What is ARTAS®
ARTAS® is a Robotic System that works with utmost precision to eliminate human error. Developed specifically for use in Follicular Unit Extraction (FUE) during hair transplant procedures, Artas® has a unique design regarding two key features: the way it collects follicular unit grafts and the way it prepares the recipient area. Thanks to the efficient process, wounds heal swiftly without scarring. This allows patients to return to work straight away without additional physical burdens or time off for recovery.
The optical feature and robotics consists of a three-dimensional guidance system and dual punch mechanism that first locates then extracts follicular units. It acts according to specifications programmed in by a physician. The system repeats this function hundreds, even thousands, of times per session with such consistency and accuracy that no human hand could possibly replicate. The robot creates what is referred to as a recipient site, where follicular unit grafts are placed according to an aesthetic plan, which is originally designed by a physician and then programmed into the robot.
Two main advantages of Artas
Graft harvesting
A successful FUE graft carried out manually at the hand of a physician requires extreme precision and little margin of error. Imagine a doctor first selecting each follicular unit, estimating the angle of the hair, centering the extraction tool over the unit then cutting the skin around the follicles at the correct angle and depth. In order to achieve a great look, this sequence of tasks would require hundreds or thousands of rounds of repetition.
The smallest deviation in position with a hand-held instrument could result in damage, otherwise known as transection, to a follicular unit. Since the growth center of a strand of hair lies within the base of the follicle, the entire follicle must be removed intact or it will be of little value in the transplant. Extracting thousands of grafts over multiple hours with the precision required to minimize transection would be physically and mentally taxing even for the most highly skilled surgeon.

● ● ●

§ WORK ITEM: The passage about the ARTAS robotic system describes a doctor doing FUE graft harvesting by hand. List each step of that manual sequence in the order given.

§ SUPPLIED INFORMATION:
● ● ●

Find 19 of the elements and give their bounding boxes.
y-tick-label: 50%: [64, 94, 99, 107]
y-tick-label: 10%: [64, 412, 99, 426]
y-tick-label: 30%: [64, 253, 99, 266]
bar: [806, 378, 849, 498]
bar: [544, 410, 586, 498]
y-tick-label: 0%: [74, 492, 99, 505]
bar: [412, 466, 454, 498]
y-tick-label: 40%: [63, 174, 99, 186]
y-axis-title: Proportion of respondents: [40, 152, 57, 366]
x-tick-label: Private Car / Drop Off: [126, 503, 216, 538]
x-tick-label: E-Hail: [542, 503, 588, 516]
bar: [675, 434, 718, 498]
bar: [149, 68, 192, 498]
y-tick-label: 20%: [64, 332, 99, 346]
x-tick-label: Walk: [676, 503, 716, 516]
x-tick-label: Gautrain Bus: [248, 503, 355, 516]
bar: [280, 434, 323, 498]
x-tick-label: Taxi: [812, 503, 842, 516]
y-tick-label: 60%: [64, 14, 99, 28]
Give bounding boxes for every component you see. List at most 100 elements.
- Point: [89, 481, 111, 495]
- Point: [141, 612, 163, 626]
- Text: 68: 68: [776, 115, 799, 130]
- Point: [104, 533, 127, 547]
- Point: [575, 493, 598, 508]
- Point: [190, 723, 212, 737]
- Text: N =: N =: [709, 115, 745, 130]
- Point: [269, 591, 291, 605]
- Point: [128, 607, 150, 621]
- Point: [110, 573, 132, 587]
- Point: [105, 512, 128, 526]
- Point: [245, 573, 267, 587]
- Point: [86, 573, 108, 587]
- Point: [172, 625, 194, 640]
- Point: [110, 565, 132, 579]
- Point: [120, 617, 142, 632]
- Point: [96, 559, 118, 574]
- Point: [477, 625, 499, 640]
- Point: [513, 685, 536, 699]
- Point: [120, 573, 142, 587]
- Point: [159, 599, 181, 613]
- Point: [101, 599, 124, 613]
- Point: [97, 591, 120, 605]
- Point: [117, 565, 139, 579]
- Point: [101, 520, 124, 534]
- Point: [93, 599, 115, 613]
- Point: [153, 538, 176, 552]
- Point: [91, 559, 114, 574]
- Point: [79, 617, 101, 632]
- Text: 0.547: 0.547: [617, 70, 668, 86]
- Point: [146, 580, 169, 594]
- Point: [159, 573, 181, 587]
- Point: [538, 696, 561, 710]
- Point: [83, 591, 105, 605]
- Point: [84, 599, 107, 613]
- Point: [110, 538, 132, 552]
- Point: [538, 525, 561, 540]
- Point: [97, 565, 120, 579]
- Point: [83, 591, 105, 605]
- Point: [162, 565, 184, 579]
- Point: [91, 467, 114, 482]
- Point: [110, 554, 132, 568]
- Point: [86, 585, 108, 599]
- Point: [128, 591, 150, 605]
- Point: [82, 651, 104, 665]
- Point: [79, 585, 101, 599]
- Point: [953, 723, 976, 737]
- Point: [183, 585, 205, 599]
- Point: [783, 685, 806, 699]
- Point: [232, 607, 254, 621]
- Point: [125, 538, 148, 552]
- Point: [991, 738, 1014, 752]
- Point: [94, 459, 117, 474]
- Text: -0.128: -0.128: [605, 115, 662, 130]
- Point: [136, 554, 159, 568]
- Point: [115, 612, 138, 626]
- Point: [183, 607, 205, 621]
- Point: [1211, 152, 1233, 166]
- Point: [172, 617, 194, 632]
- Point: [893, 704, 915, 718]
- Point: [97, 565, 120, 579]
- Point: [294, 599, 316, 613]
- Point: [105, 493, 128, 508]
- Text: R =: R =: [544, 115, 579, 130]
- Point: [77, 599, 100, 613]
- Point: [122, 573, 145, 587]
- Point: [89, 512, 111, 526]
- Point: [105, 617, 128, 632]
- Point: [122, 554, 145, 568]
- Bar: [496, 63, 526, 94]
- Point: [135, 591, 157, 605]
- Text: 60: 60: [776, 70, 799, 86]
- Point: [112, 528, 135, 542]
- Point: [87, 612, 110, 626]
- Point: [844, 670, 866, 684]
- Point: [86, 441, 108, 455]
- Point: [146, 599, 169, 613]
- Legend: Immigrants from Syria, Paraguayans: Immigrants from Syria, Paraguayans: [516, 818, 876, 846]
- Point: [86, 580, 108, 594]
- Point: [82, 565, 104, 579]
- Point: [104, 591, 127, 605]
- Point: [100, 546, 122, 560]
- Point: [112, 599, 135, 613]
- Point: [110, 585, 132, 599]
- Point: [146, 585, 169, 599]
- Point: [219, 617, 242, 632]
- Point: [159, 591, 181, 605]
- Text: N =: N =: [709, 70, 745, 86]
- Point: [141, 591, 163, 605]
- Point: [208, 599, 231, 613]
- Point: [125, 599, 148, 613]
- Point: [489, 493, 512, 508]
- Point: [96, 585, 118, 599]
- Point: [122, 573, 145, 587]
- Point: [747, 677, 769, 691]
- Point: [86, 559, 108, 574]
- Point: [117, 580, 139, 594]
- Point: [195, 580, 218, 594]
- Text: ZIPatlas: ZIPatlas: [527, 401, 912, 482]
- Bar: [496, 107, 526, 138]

● ● ●

§ RESPONSE BOX:
1. Selecting each follicular unit
2. Estimating the angle of the hair
3. Centering the extraction tool over the unit
4. Cutting the skin around the follicles at the correct angle and depth